--- Extracted text Enclosed Below ---

Physical characteristics
- Source: Kalama Spring
- • location: Mount St. Helens National Volcanic Monument
- • coordinates: 46°08′44″N 122°15′05″W﻿ / ﻿46.14556°N 122.25139°W
- • elevation: 2,890 ft (880 m)
- Mouth: Columbia River
- • location: near Kalama
- • coordinates: 46°02′01″N 122°52′13″W﻿ / ﻿46.03361°N 122.87028°W
- • elevation: 10 ft (3.0 m)
- Length: 45 mi (72 km)
- Basin size: 205 sq mi (530 km^{2})
- • average: 1,219 cu ft/s (34.5 m^{3}/s)

= Kalama River =

The Kalama River is a 45 mi tributary of the Columbia River, in the U.S. state of Washington. It flows entirely within Cowlitz County, Washington. Calama River is an old variant name.

Gabriel Franchere in 1811 wrote of the Indian village at the mouth of the Kalama River, adding that it was called Thlakalamah.

==Course==
The Kalama River originates in the Cascade Range just south of Mount St. Helens. It flows generally west, joining the Columbia River near Kalama, 73 mi upstream of the larger river's mouth on the Pacific Ocean.

--- End of Enclosed Extracted text ---
--- Available data Enclosed Below ---

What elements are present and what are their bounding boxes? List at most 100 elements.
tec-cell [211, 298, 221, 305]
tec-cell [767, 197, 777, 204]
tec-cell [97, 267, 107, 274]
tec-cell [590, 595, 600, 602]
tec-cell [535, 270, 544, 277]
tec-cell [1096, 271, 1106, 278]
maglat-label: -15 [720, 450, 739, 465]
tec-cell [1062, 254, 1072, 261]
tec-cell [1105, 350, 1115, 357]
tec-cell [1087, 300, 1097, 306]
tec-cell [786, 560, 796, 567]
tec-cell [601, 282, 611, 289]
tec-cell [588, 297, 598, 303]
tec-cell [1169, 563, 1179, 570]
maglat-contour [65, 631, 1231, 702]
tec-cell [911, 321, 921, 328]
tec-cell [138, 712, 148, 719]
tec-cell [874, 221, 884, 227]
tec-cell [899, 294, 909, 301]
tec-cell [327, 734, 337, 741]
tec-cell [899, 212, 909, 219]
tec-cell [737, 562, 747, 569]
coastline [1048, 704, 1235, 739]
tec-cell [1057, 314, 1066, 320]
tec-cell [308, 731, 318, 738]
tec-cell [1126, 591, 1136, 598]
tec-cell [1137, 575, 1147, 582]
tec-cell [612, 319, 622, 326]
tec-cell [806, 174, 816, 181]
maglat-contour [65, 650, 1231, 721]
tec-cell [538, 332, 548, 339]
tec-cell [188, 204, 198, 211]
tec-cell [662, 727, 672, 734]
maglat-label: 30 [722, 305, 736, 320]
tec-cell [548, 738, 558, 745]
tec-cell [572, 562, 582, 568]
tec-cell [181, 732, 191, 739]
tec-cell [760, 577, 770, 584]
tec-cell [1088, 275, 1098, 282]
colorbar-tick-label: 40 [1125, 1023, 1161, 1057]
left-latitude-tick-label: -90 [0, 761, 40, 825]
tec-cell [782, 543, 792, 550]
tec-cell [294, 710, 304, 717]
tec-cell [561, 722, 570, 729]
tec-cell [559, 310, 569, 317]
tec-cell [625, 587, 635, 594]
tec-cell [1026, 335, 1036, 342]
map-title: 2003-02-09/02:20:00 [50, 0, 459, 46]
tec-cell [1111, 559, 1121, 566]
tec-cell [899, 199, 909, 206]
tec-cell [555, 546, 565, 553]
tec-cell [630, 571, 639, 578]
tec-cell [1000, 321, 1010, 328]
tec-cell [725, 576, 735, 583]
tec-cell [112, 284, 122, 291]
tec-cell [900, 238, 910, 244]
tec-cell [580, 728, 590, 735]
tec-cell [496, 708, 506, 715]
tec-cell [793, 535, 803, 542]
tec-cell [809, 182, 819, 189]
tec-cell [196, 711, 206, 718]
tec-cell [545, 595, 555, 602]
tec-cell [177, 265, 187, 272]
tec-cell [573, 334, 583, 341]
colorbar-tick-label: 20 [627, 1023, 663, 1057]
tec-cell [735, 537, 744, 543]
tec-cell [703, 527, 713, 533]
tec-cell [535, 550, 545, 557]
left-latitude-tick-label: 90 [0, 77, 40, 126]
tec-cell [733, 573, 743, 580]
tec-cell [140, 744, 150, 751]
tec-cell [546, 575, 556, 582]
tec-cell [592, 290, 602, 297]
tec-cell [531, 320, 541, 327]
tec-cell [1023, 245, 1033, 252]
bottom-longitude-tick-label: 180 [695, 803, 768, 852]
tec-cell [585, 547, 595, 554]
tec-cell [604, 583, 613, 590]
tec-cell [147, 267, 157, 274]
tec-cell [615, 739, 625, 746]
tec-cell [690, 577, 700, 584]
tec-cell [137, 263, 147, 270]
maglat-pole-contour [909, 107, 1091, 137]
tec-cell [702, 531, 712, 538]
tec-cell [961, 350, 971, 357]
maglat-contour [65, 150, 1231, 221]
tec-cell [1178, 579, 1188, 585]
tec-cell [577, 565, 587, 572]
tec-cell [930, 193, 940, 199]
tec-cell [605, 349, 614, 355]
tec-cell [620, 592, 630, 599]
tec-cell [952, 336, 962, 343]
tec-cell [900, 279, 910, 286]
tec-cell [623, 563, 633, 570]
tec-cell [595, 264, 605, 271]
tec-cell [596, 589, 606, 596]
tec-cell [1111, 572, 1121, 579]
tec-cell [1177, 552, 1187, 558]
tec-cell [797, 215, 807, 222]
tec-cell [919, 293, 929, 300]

--- End of Enclosed Available data ---

Problem details = Echo the passage of the Kalama River text between "The Kalama River is" and "old variant name.", inclusive, word for word. Answer using only the information in the text about the Kalama River.

Written solution =
The Kalama River is a 45 mi tributary of the Columbia River, in the U.S. state of Washington. It flows entirely within Cowlitz County, Washington. Calama River is an old variant name.